**WRITTEN EXERCISE**
Extract every line below that contains the word "przekraczać".
## BEGIN DATASET EXTRACT
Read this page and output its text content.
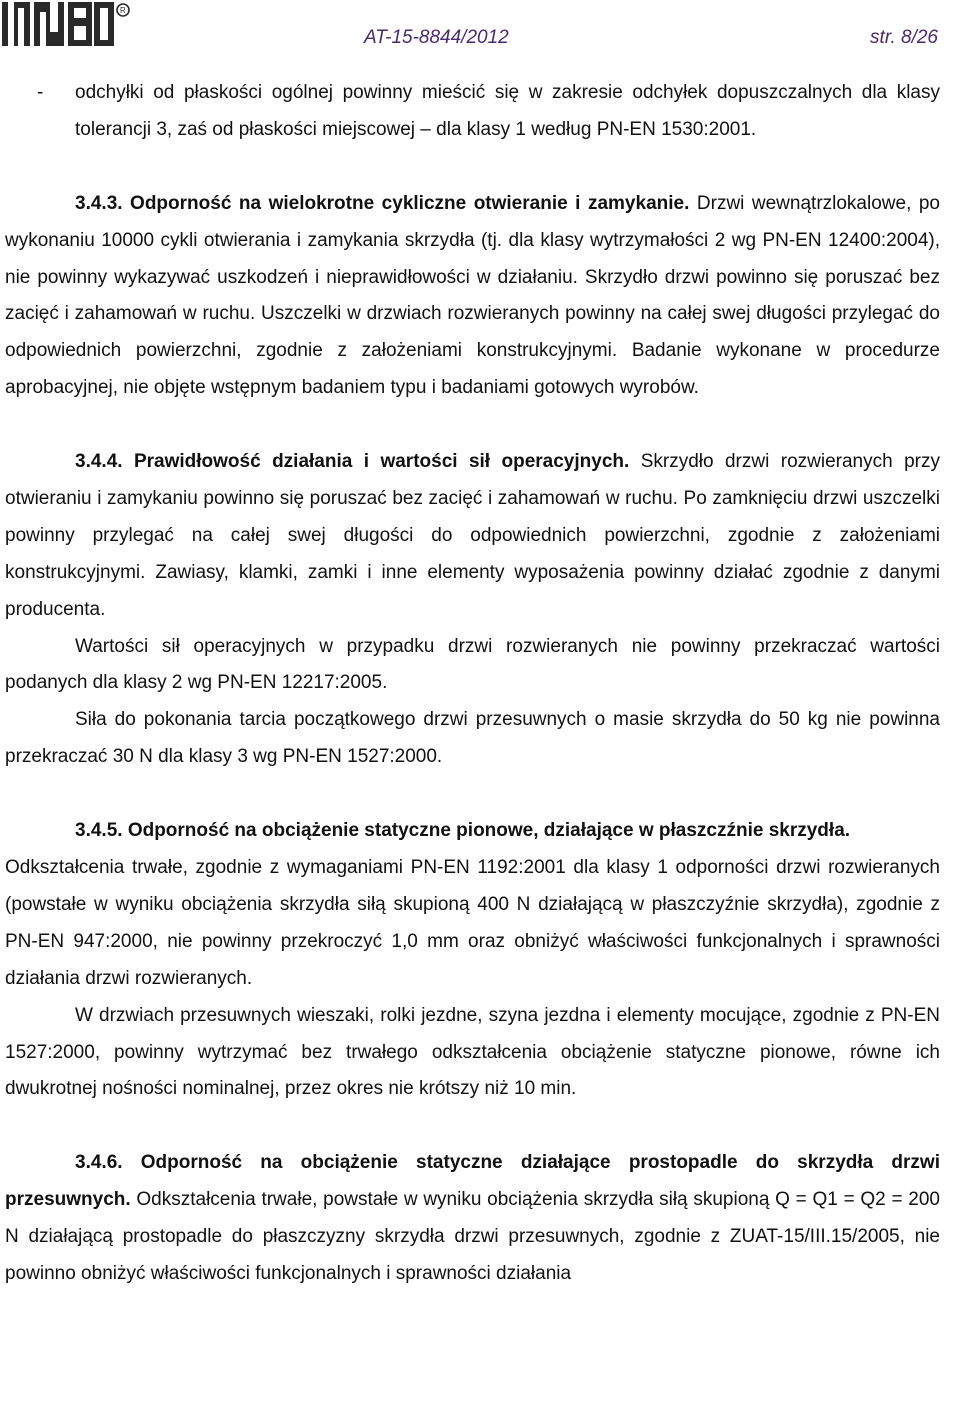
R
AT-15-8844/2012	str. 8/26
- odchyłki od płaskości ogólnej powinny mieścić się w zakresie odchyłek dopuszczalnych dla klasy tolerancji 3, zaś od płaskości miejscowej – dla klasy 1 według PN-EN 1530:2001.

3.4.3. Odporność na wielokrotne cykliczne otwieranie i zamykanie. Drzwi wewnątrzlokalowe, po wykonaniu 10000 cykli otwierania i zamykania skrzydła (tj. dla klasy wytrzymałości 2 wg PN-EN 12400:2004), nie powinny wykazywać uszkodzeń i nieprawidłowości w działaniu. Skrzydło drzwi powinno się poruszać bez zacięć i zahamowań w ruchu. Uszczelki w drzwiach rozwieranych powinny na całej swej długości przylegać do odpowiednich powierzchni, zgodnie z założeniami konstrukcyjnymi. Badanie wykonane w procedurze aprobacyjnej, nie objęte wstępnym badaniem typu i badaniami gotowych wyrobów.

3.4.4. Prawidłowość działania i wartości sił operacyjnych. Skrzydło drzwi rozwieranych przy otwieraniu i zamykaniu powinno się poruszać bez zacięć i zahamowań w ruchu. Po zamknięciu drzwi uszczelki powinny przylegać na całej swej długości do odpowiednich powierzchni, zgodnie z założeniami konstrukcyjnymi. Zawiasy, klamki, zamki i inne elementy wyposażenia powinny działać zgodnie z danymi producenta.

Wartości sił operacyjnych w przypadku drzwi rozwieranych nie powinny przekraczać wartości podanych dla klasy 2 wg PN-EN 12217:2005.

Siła do pokonania tarcia początkowego drzwi przesuwnych o masie skrzydła do 50 kg nie powinna przekraczać 30 N dla klasy 3 wg PN-EN 1527:2000.

3.4.5. Odporność na obciążenie statyczne pionowe, działające w płaszczźnie skrzydła.

Odkształcenia trwałe, zgodnie z wymaganiami PN-EN 1192:2001 dla klasy 1 odporności drzwi rozwieranych (powstałe w wyniku obciążenia skrzydła siłą skupioną 400 N działającą w płaszczyźnie skrzydła), zgodnie z PN-EN 947:2000, nie powinny przekroczyć 1,0 mm oraz obniżyć właściwości funkcjonalnych i sprawności działania drzwi rozwieranych.

W drzwiach przesuwnych wieszaki, rolki jezdne, szyna jezdna i elementy mocujące, zgodnie z PN-EN 1527:2000, powinny wytrzymać bez trwałego odkształcenia obciążenie statyczne pionowe, równe ich dwukrotnej nośności nominalnej, przez okres nie krótszy niż 10 min.

3.4.6. Odporność na obciążenie statyczne działające prostopadle do skrzydła drzwi przesuwnych. Odkształcenia trwałe, powstałe w wyniku obciążenia skrzydła siłą skupioną Q = Q1 = Q2 = 200 N działającą prostopadle do płaszczyzny skrzydła drzwi przesuwnych, zgodnie z ZUAT-15/III.15/2005, nie powinno obniżyć właściwości funkcjonalnych i sprawności działania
## END DATASET EXTRACT
**EXERCISE SOLUTION**
Wartości sił operacyjnych w przypadku drzwi rozwieranych nie powinny przekraczać wartości podanych dla klasy 2 wg PN-EN 12217:2005.
Siła do pokonania tarcia początkowego drzwi przesuwnych o masie skrzydła do 50 kg nie powinna przekraczać 30 N dla klasy 3 wg PN-EN 1527:2000.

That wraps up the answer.